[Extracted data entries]
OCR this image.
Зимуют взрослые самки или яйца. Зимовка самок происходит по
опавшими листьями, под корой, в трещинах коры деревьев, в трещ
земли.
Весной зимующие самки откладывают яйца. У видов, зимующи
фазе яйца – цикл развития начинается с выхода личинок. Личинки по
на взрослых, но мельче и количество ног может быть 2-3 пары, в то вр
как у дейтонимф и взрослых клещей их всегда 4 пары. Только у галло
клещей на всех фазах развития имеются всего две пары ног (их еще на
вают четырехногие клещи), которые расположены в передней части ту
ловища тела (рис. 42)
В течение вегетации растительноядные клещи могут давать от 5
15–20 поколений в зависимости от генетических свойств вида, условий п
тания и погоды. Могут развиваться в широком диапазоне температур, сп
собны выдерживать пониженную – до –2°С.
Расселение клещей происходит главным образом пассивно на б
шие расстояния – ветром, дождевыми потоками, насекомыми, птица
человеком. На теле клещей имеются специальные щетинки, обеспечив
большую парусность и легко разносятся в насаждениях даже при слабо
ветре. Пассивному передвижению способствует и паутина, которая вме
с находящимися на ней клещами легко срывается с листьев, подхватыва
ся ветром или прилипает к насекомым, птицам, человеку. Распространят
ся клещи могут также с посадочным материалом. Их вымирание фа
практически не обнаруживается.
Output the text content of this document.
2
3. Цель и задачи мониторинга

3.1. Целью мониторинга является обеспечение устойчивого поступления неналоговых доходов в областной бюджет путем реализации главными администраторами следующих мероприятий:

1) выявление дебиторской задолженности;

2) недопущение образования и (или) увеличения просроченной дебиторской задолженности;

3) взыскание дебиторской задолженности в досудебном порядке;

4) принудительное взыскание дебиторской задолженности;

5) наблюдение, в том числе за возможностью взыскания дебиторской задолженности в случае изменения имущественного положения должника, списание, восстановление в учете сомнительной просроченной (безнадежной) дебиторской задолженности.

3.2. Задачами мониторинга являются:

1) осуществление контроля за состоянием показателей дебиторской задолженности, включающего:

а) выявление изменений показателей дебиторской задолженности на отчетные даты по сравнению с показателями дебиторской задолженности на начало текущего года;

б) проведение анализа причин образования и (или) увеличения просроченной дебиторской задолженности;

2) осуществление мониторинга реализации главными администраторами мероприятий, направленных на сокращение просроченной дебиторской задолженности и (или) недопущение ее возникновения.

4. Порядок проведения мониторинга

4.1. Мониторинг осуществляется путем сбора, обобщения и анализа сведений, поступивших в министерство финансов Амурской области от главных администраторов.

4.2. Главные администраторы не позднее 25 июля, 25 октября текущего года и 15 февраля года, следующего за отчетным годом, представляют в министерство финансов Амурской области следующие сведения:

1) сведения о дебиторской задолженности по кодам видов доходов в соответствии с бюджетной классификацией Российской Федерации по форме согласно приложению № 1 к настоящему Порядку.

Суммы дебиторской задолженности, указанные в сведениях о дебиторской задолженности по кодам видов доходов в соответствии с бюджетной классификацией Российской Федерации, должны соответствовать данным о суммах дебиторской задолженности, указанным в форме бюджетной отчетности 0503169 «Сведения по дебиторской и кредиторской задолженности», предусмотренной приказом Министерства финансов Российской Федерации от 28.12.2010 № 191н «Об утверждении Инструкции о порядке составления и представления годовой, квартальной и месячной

## [WHAT IS BEING ASKED]
Copy each line of the data above that holds "this".

## [SOLVED EXERCISE]
OCR this image.
Output the text content of this document.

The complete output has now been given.